**Exercise aim**
Locate the string "Лужки" in the listing below. Copy every line where it is found.

Data entries:
-=-=-

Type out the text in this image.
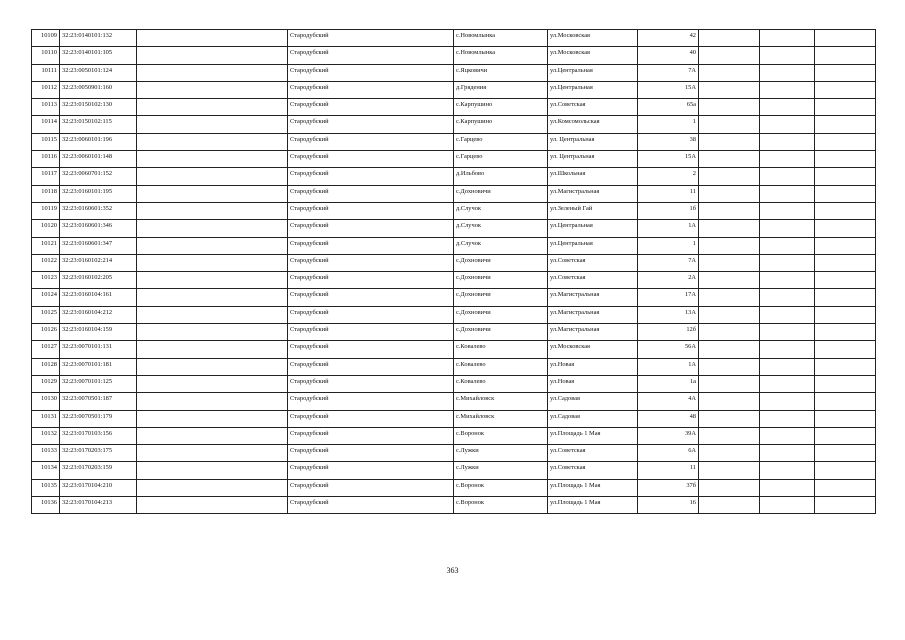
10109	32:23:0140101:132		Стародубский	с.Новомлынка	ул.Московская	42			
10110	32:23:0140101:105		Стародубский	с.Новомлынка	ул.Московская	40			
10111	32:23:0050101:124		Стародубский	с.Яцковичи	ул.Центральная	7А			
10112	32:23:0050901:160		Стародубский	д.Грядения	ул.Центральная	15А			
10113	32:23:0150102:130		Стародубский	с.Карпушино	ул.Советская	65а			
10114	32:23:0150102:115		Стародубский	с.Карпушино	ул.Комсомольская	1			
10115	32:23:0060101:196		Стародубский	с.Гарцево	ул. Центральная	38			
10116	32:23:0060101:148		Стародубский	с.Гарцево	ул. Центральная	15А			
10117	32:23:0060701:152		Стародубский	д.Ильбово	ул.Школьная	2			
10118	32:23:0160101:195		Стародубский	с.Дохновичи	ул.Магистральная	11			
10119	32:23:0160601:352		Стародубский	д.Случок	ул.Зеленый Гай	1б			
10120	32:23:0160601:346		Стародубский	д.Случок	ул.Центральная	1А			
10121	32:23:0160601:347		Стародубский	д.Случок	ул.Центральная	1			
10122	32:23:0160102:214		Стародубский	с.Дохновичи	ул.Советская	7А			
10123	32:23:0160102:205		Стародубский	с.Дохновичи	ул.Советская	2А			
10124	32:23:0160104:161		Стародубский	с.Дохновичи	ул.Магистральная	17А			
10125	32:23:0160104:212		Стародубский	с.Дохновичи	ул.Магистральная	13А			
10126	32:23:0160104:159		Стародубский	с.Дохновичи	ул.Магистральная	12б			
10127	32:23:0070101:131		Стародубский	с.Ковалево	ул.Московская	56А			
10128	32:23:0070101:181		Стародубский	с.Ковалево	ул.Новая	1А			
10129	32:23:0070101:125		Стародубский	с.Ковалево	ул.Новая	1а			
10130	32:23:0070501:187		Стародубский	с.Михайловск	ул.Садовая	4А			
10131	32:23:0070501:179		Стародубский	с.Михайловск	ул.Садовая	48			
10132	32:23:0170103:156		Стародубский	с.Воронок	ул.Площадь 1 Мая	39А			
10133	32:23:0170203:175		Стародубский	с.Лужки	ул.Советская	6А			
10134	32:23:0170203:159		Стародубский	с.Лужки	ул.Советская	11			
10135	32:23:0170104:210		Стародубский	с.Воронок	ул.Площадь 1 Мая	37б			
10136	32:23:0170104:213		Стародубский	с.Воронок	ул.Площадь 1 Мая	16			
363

-=-=-

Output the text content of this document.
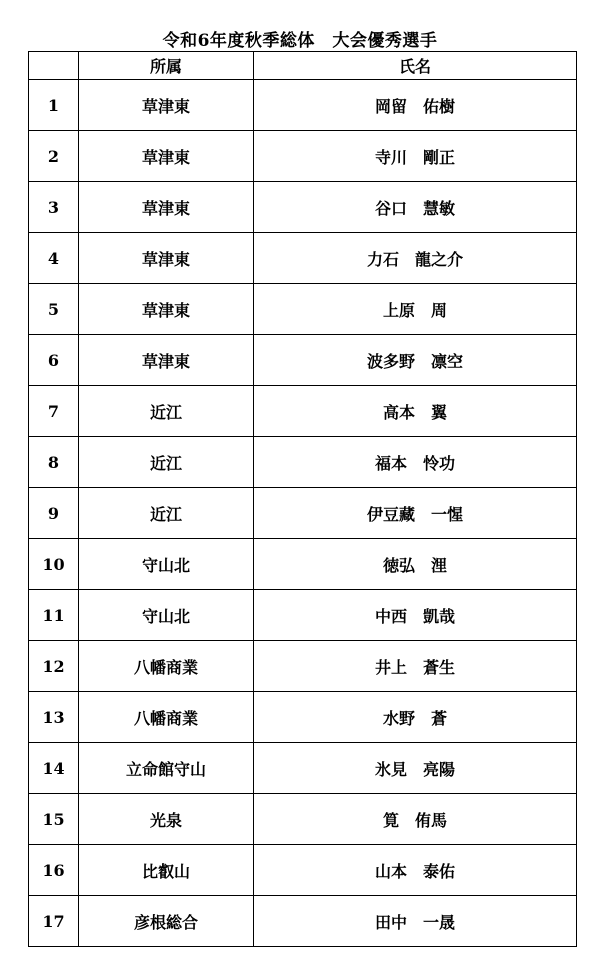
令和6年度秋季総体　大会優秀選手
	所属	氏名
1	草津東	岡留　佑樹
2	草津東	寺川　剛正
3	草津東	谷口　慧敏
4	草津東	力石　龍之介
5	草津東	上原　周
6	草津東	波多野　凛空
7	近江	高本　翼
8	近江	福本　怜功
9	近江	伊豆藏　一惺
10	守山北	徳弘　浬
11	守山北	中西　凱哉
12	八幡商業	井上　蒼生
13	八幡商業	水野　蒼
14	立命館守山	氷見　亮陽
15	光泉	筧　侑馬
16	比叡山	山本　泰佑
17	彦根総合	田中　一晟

-=-=-

**Answer**
10133	32:23:0170203:175		Стародубский	с.Лужки	ул.Советская	6А			
10134	32:23:0170203:159		Стародубский	с.Лужки	ул.Советская	11			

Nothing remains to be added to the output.